• _OBJECTIVE_
From the entries that follow, list every line in which the string "page" appears.

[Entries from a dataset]

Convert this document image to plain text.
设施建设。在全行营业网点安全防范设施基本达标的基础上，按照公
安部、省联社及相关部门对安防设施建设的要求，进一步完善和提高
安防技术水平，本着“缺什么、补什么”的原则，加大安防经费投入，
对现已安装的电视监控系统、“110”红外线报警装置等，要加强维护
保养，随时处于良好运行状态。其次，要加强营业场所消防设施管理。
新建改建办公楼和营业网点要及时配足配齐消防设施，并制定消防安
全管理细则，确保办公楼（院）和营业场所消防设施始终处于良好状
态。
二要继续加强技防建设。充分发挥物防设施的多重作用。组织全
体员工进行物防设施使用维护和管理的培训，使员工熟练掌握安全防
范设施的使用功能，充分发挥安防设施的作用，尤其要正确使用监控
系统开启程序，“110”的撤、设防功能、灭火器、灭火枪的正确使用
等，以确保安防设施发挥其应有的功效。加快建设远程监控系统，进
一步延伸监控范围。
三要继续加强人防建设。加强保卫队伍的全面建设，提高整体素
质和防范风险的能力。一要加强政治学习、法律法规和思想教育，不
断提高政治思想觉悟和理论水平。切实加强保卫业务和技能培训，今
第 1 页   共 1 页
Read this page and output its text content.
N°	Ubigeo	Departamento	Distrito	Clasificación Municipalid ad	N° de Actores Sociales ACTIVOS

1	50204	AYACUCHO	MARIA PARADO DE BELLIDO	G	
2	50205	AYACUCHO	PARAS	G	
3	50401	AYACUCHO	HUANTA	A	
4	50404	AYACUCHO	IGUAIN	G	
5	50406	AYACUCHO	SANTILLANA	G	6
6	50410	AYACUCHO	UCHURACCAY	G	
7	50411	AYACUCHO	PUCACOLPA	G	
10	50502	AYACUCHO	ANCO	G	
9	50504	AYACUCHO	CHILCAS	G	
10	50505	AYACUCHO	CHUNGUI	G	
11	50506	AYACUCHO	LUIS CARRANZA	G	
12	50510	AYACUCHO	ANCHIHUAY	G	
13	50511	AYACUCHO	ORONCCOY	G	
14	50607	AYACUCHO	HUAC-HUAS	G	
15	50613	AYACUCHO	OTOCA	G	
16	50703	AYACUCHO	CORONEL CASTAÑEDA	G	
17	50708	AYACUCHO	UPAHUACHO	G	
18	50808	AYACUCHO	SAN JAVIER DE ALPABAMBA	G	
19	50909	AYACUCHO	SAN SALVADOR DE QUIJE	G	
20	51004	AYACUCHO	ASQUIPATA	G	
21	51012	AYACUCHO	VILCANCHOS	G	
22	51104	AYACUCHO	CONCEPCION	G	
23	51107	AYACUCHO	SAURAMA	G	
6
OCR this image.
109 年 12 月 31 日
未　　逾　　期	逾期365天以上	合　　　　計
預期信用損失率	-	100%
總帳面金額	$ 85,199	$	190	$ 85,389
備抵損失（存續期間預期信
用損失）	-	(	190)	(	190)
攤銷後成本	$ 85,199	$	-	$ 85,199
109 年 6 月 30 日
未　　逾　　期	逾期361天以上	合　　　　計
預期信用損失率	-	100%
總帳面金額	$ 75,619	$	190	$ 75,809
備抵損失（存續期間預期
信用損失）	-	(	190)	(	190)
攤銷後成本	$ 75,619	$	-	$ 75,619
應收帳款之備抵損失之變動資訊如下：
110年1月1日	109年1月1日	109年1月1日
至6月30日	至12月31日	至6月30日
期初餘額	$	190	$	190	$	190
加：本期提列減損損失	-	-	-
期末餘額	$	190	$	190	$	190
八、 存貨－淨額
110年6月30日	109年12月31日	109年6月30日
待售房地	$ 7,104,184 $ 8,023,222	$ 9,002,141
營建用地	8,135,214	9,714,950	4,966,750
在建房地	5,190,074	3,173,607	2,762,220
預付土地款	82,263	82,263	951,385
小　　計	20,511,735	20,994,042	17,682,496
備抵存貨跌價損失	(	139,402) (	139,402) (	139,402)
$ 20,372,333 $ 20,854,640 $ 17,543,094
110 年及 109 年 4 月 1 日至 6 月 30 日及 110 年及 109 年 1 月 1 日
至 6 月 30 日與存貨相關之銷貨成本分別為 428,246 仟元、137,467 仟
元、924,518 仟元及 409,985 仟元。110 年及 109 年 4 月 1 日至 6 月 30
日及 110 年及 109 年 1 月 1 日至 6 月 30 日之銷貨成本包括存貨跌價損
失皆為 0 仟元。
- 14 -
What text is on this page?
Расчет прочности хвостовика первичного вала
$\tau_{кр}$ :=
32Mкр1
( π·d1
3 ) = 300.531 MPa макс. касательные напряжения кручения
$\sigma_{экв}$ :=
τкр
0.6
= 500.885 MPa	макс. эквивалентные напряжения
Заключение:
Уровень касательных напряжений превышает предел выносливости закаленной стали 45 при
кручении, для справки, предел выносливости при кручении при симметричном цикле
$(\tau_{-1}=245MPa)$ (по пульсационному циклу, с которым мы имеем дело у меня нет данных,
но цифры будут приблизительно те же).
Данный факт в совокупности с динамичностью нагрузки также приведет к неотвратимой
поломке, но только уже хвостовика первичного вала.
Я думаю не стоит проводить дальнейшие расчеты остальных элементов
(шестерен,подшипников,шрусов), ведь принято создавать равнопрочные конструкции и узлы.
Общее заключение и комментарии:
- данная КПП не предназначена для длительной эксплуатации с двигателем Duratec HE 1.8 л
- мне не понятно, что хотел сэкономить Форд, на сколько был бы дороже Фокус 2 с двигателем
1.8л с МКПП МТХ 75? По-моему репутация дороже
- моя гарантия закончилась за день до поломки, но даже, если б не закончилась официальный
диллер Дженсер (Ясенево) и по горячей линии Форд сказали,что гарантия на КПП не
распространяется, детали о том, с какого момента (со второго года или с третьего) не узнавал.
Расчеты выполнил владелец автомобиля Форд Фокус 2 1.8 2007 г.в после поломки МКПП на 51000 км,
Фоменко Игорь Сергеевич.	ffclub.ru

• _OUTPUT_
Read this page and output its text content.
What text is on this page?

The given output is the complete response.